### Do this
Which lines contain the word "color"? Return each of them as written.

════════

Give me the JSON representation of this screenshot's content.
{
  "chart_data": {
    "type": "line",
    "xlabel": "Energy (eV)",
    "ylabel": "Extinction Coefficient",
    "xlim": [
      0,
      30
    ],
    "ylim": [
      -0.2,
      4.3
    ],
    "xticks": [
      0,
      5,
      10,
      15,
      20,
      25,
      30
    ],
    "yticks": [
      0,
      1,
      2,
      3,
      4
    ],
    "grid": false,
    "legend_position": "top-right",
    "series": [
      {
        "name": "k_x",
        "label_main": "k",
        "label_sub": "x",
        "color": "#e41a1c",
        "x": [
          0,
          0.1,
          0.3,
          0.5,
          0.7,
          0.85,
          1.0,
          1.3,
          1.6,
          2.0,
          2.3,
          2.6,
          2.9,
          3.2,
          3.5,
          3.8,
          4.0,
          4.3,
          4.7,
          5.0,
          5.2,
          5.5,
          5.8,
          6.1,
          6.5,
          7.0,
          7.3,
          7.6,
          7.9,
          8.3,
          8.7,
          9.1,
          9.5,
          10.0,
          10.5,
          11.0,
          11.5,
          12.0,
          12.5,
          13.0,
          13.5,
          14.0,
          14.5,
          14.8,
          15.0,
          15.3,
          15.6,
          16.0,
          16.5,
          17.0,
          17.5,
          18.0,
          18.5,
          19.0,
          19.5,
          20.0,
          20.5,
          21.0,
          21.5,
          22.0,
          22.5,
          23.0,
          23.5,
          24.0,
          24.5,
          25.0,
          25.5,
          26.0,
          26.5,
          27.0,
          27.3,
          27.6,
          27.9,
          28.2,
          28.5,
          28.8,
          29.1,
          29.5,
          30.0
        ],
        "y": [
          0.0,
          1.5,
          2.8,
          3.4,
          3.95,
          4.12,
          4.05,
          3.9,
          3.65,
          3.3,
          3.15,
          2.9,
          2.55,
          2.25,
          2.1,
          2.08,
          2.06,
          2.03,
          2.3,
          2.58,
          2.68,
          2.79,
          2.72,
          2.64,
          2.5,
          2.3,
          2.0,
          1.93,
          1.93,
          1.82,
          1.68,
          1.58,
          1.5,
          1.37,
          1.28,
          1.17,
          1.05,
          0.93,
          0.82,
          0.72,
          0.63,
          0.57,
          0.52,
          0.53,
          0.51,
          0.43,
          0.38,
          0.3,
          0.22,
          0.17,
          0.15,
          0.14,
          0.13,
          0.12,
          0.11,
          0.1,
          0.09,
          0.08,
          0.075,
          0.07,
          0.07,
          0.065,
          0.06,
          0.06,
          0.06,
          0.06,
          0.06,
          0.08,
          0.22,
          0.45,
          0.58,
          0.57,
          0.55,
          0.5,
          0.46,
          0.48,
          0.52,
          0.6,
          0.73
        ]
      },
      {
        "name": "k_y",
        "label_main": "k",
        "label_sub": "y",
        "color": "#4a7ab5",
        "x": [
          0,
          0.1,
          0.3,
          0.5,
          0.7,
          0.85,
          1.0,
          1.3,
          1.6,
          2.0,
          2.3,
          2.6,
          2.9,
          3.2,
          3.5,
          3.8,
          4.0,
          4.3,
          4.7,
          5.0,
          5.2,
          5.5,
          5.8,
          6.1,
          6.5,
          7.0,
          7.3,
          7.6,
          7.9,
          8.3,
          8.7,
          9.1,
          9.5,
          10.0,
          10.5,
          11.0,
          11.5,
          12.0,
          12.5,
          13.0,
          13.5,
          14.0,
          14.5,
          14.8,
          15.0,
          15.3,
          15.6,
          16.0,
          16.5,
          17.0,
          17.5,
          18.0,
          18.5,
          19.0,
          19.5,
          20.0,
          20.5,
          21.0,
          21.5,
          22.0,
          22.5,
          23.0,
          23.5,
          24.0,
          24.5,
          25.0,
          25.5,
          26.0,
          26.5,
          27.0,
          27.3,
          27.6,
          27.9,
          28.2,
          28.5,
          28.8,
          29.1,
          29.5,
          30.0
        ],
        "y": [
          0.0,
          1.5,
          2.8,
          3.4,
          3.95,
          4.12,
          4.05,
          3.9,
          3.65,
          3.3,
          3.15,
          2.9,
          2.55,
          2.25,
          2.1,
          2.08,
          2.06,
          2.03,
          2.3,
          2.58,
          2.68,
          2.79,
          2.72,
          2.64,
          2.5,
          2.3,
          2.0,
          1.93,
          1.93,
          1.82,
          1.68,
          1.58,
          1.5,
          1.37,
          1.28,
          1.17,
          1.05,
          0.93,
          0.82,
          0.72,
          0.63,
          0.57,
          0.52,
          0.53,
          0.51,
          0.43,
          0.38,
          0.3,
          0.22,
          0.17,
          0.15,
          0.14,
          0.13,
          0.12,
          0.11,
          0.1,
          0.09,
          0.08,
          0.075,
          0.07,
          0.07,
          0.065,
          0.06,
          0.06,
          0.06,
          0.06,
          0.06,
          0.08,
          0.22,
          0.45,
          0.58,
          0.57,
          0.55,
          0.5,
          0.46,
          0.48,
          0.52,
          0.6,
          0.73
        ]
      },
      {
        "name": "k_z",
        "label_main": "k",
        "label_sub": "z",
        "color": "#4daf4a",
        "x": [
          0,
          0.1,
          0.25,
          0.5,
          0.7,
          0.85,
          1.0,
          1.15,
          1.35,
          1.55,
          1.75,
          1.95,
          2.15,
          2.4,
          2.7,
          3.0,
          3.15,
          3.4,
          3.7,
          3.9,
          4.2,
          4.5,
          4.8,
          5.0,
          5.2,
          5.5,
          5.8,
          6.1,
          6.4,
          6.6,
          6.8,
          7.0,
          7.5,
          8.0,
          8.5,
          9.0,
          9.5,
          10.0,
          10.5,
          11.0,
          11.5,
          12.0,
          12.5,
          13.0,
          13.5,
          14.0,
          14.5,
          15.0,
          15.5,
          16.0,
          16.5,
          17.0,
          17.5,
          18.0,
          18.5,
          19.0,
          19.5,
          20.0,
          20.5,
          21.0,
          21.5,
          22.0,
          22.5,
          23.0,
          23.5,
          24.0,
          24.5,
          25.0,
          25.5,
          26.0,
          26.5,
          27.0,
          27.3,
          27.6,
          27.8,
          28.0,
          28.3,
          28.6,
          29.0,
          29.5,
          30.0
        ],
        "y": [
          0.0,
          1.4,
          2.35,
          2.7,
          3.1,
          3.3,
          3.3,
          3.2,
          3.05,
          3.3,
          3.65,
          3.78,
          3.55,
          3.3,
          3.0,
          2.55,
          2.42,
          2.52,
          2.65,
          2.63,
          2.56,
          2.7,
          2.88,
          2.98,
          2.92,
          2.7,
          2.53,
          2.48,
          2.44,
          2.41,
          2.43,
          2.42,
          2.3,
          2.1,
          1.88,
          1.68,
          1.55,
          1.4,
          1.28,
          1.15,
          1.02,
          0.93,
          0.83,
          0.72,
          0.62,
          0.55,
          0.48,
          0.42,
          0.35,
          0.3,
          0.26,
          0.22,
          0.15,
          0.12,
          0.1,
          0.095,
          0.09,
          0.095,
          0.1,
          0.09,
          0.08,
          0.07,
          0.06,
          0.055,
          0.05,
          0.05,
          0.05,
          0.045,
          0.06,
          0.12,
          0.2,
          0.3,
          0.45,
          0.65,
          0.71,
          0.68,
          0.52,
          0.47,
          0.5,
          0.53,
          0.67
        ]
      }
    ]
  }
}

════════

### Task output
        "color": "#e41a1c",
        "color": "#4a7ab5",
        "color": "#4daf4a",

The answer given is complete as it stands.